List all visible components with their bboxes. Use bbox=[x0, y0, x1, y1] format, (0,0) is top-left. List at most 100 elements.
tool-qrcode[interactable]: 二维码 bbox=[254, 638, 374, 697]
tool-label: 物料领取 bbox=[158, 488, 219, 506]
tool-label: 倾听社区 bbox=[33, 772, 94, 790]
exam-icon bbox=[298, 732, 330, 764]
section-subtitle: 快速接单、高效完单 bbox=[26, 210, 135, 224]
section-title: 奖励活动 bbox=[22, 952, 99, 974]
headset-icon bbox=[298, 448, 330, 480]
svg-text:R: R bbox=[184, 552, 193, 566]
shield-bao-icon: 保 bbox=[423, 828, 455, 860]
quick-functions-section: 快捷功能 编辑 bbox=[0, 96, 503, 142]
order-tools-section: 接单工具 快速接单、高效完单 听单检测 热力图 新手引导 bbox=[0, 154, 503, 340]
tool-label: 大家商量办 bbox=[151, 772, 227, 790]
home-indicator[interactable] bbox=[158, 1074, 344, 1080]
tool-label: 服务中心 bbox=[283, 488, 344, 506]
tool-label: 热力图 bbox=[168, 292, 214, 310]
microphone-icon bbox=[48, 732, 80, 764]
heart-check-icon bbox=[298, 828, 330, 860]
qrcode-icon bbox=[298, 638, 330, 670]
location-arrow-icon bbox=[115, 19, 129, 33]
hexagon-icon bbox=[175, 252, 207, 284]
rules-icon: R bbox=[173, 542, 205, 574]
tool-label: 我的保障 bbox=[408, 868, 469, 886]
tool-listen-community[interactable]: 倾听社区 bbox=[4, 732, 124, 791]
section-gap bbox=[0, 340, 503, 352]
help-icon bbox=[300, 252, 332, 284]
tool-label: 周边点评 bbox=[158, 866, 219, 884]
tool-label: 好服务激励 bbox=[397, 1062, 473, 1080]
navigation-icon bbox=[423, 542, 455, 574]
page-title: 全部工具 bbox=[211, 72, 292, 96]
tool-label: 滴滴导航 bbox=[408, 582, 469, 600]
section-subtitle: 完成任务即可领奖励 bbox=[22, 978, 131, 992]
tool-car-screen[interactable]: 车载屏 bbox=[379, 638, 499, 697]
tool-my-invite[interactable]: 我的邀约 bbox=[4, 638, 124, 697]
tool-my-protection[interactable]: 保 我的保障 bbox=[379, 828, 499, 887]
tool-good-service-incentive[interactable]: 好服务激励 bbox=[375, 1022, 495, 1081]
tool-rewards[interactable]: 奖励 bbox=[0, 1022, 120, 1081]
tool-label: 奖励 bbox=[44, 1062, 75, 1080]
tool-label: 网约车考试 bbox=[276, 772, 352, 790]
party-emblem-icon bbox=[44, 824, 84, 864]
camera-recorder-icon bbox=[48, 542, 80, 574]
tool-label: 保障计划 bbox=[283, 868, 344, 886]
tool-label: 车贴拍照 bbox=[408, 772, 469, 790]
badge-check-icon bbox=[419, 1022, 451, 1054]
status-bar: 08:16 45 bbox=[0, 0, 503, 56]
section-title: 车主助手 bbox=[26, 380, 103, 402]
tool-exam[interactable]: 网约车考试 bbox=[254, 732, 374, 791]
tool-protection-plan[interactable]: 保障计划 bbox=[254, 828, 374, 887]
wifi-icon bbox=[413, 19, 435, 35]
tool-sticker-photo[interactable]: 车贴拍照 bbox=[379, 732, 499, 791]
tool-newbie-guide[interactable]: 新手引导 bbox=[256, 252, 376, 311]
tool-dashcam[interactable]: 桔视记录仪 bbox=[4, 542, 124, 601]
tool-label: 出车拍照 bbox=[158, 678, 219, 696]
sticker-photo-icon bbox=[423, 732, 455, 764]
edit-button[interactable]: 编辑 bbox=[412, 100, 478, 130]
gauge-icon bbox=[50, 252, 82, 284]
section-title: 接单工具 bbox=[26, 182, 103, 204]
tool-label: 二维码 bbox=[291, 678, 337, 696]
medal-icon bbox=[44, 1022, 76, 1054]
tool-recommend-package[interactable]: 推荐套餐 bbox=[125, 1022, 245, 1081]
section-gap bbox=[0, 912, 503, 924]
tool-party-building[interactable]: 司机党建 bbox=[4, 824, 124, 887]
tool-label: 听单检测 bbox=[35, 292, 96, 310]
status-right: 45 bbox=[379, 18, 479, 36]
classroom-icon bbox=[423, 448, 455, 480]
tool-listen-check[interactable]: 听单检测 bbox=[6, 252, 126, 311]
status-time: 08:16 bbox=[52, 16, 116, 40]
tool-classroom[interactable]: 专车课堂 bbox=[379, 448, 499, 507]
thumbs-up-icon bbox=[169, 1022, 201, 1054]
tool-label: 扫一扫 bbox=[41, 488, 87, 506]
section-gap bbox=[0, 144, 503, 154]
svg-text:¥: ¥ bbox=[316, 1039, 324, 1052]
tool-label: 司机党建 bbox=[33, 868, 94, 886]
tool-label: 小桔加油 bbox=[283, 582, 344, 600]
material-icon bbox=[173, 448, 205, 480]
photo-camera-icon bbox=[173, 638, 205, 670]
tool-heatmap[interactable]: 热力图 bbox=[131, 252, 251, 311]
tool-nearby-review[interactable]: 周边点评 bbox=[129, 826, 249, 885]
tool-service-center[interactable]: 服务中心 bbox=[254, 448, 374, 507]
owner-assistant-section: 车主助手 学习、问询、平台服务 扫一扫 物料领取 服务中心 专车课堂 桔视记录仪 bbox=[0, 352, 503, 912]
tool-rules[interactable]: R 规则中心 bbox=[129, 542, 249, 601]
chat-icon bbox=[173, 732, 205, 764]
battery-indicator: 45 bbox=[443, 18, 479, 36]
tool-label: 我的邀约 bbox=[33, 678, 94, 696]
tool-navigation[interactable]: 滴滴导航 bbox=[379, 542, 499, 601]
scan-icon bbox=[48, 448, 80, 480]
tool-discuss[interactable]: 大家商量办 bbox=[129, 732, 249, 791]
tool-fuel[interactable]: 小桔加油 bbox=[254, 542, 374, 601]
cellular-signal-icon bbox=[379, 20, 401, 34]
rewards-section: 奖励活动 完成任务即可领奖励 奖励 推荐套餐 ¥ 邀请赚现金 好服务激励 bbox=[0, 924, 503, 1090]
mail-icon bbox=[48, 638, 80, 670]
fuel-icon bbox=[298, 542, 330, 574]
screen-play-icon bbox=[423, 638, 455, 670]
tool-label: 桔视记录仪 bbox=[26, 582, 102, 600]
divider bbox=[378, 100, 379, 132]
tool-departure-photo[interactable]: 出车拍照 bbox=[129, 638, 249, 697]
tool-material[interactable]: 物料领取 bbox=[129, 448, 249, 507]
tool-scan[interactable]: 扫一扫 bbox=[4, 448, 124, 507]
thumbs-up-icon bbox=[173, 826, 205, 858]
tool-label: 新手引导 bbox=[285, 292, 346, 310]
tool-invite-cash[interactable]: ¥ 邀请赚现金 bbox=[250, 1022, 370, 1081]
---------------
● **Written instruction**
Reproduce the records starting at the beginning and ending with the line containing "tool-label: 好服务激励 bbox=[397, 1062, 473, 1080]", substituting "text-label" for every occurrence of "tool-label" and leaving everything else unchanged.

● **Task answer**
List all visible components with their bboxes. Use bbox=[x0, y0, x1, y1] format, (0,0) is top-left. List at most 100 elements.
tool-qrcode[interactable]: 二维码 bbox=[254, 638, 374, 697]
text-label: 物料领取 bbox=[158, 488, 219, 506]
text-label: 倾听社区 bbox=[33, 772, 94, 790]
exam-icon bbox=[298, 732, 330, 764]
section-subtitle: 快速接单、高效完单 bbox=[26, 210, 135, 224]
section-title: 奖励活动 bbox=[22, 952, 99, 974]
headset-icon bbox=[298, 448, 330, 480]
svg-text:R: R bbox=[184, 552, 193, 566]
shield-bao-icon: 保 bbox=[423, 828, 455, 860]
quick-functions-section: 快捷功能 编辑 bbox=[0, 96, 503, 142]
order-tools-section: 接单工具 快速接单、高效完单 听单检测 热力图 新手引导 bbox=[0, 154, 503, 340]
text-label: 大家商量办 bbox=[151, 772, 227, 790]
home-indicator[interactable] bbox=[158, 1074, 344, 1080]
text-label: 服务中心 bbox=[283, 488, 344, 506]
text-label: 热力图 bbox=[168, 292, 214, 310]
microphone-icon bbox=[48, 732, 80, 764]
heart-check-icon bbox=[298, 828, 330, 860]
qrcode-icon bbox=[298, 638, 330, 670]
location-arrow-icon bbox=[115, 19, 129, 33]
hexagon-icon bbox=[175, 252, 207, 284]
rules-icon: R bbox=[173, 542, 205, 574]
text-label: 我的保障 bbox=[408, 868, 469, 886]
tool-listen-community[interactable]: 倾听社区 bbox=[4, 732, 124, 791]
section-gap bbox=[0, 340, 503, 352]
help-icon bbox=[300, 252, 332, 284]
text-label: 周边点评 bbox=[158, 866, 219, 884]
text-label: 好服务激励 bbox=[397, 1062, 473, 1080]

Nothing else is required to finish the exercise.